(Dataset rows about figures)

BEGIN

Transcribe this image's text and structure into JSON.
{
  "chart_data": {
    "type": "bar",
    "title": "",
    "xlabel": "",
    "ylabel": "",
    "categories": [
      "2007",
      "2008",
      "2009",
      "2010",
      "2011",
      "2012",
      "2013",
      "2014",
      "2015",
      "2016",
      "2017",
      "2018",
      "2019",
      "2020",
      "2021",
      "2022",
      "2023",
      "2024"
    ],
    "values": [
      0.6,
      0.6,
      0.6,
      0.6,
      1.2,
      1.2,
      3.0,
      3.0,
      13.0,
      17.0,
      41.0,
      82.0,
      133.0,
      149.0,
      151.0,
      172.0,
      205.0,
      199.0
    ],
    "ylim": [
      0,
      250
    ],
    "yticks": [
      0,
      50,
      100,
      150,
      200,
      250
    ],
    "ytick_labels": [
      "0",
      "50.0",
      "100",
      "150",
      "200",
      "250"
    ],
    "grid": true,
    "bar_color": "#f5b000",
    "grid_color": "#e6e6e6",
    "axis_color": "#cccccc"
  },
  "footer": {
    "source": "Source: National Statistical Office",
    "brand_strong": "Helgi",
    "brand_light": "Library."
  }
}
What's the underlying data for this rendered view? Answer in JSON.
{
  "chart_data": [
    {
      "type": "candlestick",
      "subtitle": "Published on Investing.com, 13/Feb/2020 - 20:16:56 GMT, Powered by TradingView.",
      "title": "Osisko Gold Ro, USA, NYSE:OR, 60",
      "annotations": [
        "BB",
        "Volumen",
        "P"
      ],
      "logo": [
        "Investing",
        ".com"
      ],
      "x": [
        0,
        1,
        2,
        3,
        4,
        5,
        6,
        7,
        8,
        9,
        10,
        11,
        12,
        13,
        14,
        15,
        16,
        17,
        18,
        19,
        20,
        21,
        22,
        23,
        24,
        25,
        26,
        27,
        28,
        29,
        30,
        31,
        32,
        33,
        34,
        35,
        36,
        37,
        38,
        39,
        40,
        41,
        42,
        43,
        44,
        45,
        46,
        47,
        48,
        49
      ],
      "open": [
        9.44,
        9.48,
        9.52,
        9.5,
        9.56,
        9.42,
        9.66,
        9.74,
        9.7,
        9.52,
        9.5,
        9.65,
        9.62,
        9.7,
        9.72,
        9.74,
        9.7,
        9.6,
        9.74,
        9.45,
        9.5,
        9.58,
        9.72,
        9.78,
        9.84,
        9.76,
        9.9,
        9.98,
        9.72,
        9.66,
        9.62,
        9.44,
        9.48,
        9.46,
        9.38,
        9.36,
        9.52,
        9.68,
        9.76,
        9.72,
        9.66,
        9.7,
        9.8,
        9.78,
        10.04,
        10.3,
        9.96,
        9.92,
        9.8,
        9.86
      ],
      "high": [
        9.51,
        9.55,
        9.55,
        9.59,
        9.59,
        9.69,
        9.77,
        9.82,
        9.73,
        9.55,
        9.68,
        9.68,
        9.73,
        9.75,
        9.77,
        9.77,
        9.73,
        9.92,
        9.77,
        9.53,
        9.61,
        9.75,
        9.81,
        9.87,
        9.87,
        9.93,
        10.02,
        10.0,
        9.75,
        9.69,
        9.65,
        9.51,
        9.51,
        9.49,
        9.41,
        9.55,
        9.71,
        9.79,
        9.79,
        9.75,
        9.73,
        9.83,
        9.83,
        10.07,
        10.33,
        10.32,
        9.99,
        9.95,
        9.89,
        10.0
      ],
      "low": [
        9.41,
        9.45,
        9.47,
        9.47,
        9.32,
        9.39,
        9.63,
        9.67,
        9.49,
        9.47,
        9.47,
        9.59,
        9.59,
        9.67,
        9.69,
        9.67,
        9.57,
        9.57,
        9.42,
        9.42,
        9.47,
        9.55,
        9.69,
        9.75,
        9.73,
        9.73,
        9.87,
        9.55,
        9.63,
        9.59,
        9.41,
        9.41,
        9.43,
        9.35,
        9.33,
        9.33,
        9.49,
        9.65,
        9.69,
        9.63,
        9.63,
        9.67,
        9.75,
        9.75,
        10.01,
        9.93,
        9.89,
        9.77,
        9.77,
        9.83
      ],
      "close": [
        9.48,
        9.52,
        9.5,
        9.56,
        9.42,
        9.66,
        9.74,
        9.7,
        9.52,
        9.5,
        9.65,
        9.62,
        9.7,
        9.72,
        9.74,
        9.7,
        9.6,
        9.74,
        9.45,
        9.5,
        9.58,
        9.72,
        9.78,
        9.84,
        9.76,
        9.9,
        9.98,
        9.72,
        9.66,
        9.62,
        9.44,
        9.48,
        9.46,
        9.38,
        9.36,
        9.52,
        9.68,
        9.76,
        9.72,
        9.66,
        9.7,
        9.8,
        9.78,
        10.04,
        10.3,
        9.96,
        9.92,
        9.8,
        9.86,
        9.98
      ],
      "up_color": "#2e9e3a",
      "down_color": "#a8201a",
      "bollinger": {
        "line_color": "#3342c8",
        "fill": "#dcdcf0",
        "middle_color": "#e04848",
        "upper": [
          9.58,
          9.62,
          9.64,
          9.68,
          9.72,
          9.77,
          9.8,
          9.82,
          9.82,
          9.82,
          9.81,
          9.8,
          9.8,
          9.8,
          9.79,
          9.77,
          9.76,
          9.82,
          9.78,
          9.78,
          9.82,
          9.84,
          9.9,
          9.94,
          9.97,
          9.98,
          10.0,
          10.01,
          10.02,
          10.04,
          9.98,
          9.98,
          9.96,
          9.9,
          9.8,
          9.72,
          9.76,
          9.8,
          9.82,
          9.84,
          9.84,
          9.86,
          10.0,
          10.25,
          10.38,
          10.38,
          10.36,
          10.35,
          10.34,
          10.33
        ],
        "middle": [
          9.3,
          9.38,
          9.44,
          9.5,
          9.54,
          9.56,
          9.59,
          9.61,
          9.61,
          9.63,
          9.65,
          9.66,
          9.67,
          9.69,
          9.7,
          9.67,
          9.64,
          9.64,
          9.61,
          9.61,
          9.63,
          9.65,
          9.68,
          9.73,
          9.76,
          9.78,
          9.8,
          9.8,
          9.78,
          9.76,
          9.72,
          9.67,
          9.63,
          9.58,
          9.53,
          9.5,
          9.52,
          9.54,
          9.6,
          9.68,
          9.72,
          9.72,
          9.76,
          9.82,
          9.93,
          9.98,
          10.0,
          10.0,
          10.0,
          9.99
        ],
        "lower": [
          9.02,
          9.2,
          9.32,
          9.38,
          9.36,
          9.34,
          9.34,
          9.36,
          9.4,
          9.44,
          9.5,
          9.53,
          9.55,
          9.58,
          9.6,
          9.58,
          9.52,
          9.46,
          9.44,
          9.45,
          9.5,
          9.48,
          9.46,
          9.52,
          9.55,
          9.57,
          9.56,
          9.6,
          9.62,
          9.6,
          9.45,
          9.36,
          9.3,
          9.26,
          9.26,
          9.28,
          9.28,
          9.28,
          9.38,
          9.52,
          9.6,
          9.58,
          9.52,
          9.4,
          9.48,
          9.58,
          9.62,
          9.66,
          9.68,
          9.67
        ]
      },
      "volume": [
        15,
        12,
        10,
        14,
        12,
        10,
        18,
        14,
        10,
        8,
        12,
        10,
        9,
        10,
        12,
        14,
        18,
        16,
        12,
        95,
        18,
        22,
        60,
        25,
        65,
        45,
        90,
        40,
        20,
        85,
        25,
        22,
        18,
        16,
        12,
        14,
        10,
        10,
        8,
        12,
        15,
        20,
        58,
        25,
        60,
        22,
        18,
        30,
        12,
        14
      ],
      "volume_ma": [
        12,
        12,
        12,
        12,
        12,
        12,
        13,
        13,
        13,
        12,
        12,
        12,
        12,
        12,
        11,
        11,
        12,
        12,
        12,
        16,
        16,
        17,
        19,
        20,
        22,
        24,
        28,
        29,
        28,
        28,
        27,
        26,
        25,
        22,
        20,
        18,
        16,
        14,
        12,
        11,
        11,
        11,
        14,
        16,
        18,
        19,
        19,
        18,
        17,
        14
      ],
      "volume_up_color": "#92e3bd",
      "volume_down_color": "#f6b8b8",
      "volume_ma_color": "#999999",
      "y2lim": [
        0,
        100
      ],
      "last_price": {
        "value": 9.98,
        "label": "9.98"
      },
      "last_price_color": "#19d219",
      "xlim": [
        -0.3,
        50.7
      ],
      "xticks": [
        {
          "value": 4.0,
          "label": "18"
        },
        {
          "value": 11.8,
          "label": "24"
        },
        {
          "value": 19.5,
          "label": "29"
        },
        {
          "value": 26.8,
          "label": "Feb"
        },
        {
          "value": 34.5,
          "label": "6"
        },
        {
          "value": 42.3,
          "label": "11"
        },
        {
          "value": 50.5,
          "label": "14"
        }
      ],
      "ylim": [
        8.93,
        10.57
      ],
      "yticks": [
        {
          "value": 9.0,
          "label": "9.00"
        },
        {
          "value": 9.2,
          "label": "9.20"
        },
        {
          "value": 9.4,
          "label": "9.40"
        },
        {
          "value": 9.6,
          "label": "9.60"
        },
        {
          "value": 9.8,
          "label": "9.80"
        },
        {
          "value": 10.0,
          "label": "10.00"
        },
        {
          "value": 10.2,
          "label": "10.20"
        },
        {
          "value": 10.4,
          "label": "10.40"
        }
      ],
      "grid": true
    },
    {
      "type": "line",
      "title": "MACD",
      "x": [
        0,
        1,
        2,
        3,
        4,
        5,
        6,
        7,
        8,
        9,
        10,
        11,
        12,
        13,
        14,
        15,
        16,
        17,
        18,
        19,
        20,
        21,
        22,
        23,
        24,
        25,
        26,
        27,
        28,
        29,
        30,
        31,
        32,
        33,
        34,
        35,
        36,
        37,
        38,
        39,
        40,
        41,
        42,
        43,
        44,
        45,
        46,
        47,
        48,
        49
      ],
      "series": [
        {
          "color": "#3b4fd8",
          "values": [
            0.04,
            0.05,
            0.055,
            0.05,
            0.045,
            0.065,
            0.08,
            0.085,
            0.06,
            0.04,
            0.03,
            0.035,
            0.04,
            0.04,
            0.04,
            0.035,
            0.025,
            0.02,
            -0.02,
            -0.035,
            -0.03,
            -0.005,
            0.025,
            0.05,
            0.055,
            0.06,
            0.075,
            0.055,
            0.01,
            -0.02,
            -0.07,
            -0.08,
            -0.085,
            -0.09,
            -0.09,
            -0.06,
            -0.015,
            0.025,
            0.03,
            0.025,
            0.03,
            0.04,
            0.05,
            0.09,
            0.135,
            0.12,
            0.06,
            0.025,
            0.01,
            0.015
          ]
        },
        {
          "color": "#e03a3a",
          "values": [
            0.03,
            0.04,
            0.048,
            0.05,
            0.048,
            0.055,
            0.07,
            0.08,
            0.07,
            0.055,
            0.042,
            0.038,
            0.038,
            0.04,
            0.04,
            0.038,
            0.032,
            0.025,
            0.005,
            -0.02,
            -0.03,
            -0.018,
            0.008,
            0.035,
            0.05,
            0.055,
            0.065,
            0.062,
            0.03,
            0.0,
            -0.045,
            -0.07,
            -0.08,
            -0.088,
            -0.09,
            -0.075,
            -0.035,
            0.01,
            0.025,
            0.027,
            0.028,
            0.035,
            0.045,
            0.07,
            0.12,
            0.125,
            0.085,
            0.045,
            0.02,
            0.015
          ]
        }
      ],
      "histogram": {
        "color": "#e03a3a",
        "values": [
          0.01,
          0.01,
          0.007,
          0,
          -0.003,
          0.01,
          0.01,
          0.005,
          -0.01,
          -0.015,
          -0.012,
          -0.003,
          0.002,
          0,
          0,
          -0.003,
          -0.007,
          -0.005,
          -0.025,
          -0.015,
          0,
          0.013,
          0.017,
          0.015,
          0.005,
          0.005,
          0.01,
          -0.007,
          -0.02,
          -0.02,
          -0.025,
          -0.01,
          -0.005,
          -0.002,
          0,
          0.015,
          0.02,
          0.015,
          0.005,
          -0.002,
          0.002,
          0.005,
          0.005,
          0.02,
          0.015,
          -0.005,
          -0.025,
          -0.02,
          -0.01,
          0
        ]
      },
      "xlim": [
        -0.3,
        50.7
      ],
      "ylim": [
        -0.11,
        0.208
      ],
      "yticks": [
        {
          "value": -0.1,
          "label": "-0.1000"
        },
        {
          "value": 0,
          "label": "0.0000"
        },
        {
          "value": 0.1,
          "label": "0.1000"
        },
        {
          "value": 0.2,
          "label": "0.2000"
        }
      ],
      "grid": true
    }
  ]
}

END

**Objective:** Your answer should be a single number: the count of lines in the listing that contain the word "this".

**Task output:** 2